▶ DIRECTIONS: Look through the material below. Copy every line with the string "data" in it.
** START RECORDS TO USE **
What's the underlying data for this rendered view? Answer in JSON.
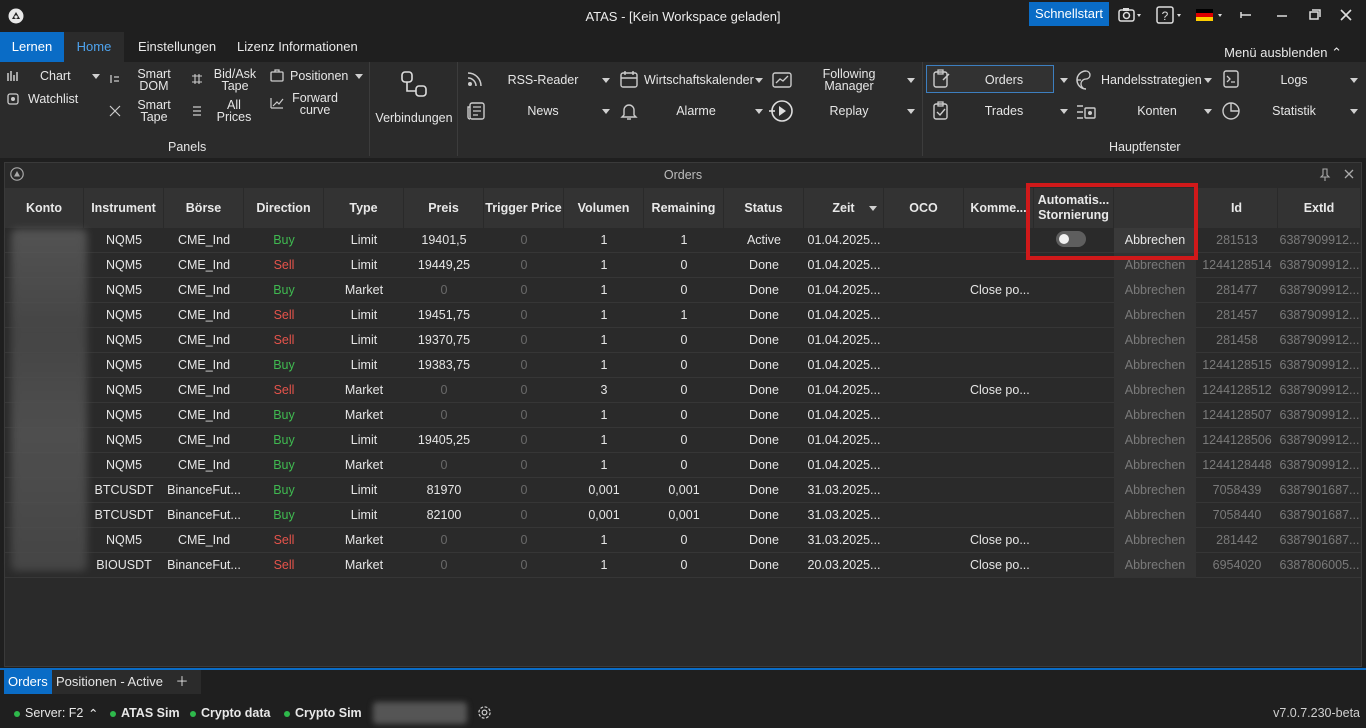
{
  "window": {
    "title": "ATAS - [Kein Workspace geladen]",
    "quickstart": "Schnellstart"
  },
  "menu_tabs": [
    "Lernen",
    "Home",
    "Einstellungen",
    "Lizenz Informationen"
  ],
  "menu_hide": "Menü ausblenden",
  "ribbon": {
    "chart": "Chart",
    "watchlist": "Watchlist",
    "smart_dom": [
      "Smart",
      "DOM"
    ],
    "smart_tape": [
      "Smart",
      "Tape"
    ],
    "bidask_tape": [
      "Bid/Ask",
      "Tape"
    ],
    "all_prices": [
      "All",
      "Prices"
    ],
    "positionen": "Positionen",
    "forward_curve": [
      "Forward",
      "curve"
    ],
    "panels_group": "Panels",
    "verbindungen": "Verbindungen",
    "rss": "RSS-Reader",
    "news": "News",
    "wirtschaftskalender": "Wirtschaftskalender",
    "alarme": "Alarme",
    "following_manager": [
      "Following",
      "Manager"
    ],
    "replay": "Replay",
    "orders": "Orders",
    "trades": "Trades",
    "handelsstrategien": "Handelsstrategien",
    "konten": "Konten",
    "logs": "Logs",
    "statistik": "Statistik",
    "hauptfenster_group": "Hauptfenster"
  },
  "panel": {
    "title": "Orders"
  },
  "columns": [
    "Konto",
    "Instrument",
    "Börse",
    "Direction",
    "Type",
    "Preis",
    "Trigger Price",
    "Volumen",
    "Remaining",
    "Status",
    "Zeit",
    "OCO",
    "Komme...",
    "Automatis... Stornierung",
    "",
    "Id",
    "ExtId"
  ],
  "orders": [
    {
      "instrument": "NQM5",
      "exchange": "CME_Ind",
      "direction": "Buy",
      "type": "Limit",
      "price": "19401,5",
      "trigger": "0",
      "volume": "1",
      "remaining": "1",
      "status": "Active",
      "time": "01.04.2025...",
      "comment": "",
      "action": "Abbrechen",
      "id": "281513",
      "extid": "6387909912..."
    },
    {
      "instrument": "NQM5",
      "exchange": "CME_Ind",
      "direction": "Sell",
      "type": "Limit",
      "price": "19449,25",
      "trigger": "0",
      "volume": "1",
      "remaining": "0",
      "status": "Done",
      "time": "01.04.2025...",
      "comment": "",
      "action": "Abbrechen",
      "id": "1244128514",
      "extid": "6387909912..."
    },
    {
      "instrument": "NQM5",
      "exchange": "CME_Ind",
      "direction": "Buy",
      "type": "Market",
      "price": "0",
      "trigger": "0",
      "volume": "1",
      "remaining": "0",
      "status": "Done",
      "time": "01.04.2025...",
      "comment": "Close po...",
      "action": "Abbrechen",
      "id": "281477",
      "extid": "6387909912..."
    },
    {
      "instrument": "NQM5",
      "exchange": "CME_Ind",
      "direction": "Sell",
      "type": "Limit",
      "price": "19451,75",
      "trigger": "0",
      "volume": "1",
      "remaining": "1",
      "status": "Done",
      "time": "01.04.2025...",
      "comment": "",
      "action": "Abbrechen",
      "id": "281457",
      "extid": "6387909912..."
    },
    {
      "instrument": "NQM5",
      "exchange": "CME_Ind",
      "direction": "Sell",
      "type": "Limit",
      "price": "19370,75",
      "trigger": "0",
      "volume": "1",
      "remaining": "0",
      "status": "Done",
      "time": "01.04.2025...",
      "comment": "",
      "action": "Abbrechen",
      "id": "281458",
      "extid": "6387909912..."
    },
    {
      "instrument": "NQM5",
      "exchange": "CME_Ind",
      "direction": "Buy",
      "type": "Limit",
      "price": "19383,75",
      "trigger": "0",
      "volume": "1",
      "remaining": "0",
      "status": "Done",
      "time": "01.04.2025...",
      "comment": "",
      "action": "Abbrechen",
      "id": "1244128515",
      "extid": "6387909912..."
    },
    {
      "instrument": "NQM5",
      "exchange": "CME_Ind",
      "direction": "Sell",
      "type": "Market",
      "price": "0",
      "trigger": "0",
      "volume": "3",
      "remaining": "0",
      "status": "Done",
      "time": "01.04.2025...",
      "comment": "Close po...",
      "action": "Abbrechen",
      "id": "1244128512",
      "extid": "6387909912..."
    },
    {
      "instrument": "NQM5",
      "exchange": "CME_Ind",
      "direction": "Buy",
      "type": "Market",
      "price": "0",
      "trigger": "0",
      "volume": "1",
      "remaining": "0",
      "status": "Done",
      "time": "01.04.2025...",
      "comment": "",
      "action": "Abbrechen",
      "id": "1244128507",
      "extid": "6387909912..."
    },
    {
      "instrument": "NQM5",
      "exchange": "CME_Ind",
      "direction": "Buy",
      "type": "Limit",
      "price": "19405,25",
      "trigger": "0",
      "volume": "1",
      "remaining": "0",
      "status": "Done",
      "time": "01.04.2025...",
      "comment": "",
      "action": "Abbrechen",
      "id": "1244128506",
      "extid": "6387909912..."
    },
    {
      "instrument": "NQM5",
      "exchange": "CME_Ind",
      "direction": "Buy",
      "type": "Market",
      "price": "0",
      "trigger": "0",
      "volume": "1",
      "remaining": "0",
      "status": "Done",
      "time": "01.04.2025...",
      "comment": "",
      "action": "Abbrechen",
      "id": "1244128448",
      "extid": "6387909912..."
    },
    {
      "instrument": "BTCUSDT",
      "exchange": "BinanceFut...",
      "direction": "Buy",
      "type": "Limit",
      "price": "81970",
      "trigger": "0",
      "volume": "0,001",
      "remaining": "0,001",
      "status": "Done",
      "time": "31.03.2025...",
      "comment": "",
      "action": "Abbrechen",
      "id": "7058439",
      "extid": "6387901687..."
    },
    {
      "instrument": "BTCUSDT",
      "exchange": "BinanceFut...",
      "direction": "Buy",
      "type": "Limit",
      "price": "82100",
      "trigger": "0",
      "volume": "0,001",
      "remaining": "0,001",
      "status": "Done",
      "time": "31.03.2025...",
      "comment": "",
      "action": "Abbrechen",
      "id": "7058440",
      "extid": "6387901687..."
    },
    {
      "instrument": "NQM5",
      "exchange": "CME_Ind",
      "direction": "Sell",
      "type": "Market",
      "price": "0",
      "trigger": "0",
      "volume": "1",
      "remaining": "0",
      "status": "Done",
      "time": "31.03.2025...",
      "comment": "Close po...",
      "action": "Abbrechen",
      "id": "281442",
      "extid": "6387901687..."
    },
    {
      "instrument": "BIOUSDT",
      "exchange": "BinanceFut...",
      "direction": "Sell",
      "type": "Market",
      "price": "0",
      "trigger": "0",
      "volume": "1",
      "remaining": "0",
      "status": "Done",
      "time": "20.03.2025...",
      "comment": "Close po...",
      "action": "Abbrechen",
      "id": "6954020",
      "extid": "6387806005..."
    }
  ],
  "bottom_tabs": [
    "Orders",
    "Positionen - Active"
  ],
  "status": {
    "server": "Server: F2",
    "conn1": "ATAS Sim",
    "conn2": "Crypto data",
    "conn3": "Crypto Sim",
    "version": "v7.0.7.230-beta"
  },
  "colors": {
    "accent": "#0a6cc6",
    "buy": "#3fb950",
    "sell": "#e5534b",
    "highlight": "#d0191a"
  }
}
** END RECORDS TO USE **
▶ REPLY TO THE EXERCISE:
What's the underlying data for this rendered view? Answer in JSON.
    "conn2": "Crypto data",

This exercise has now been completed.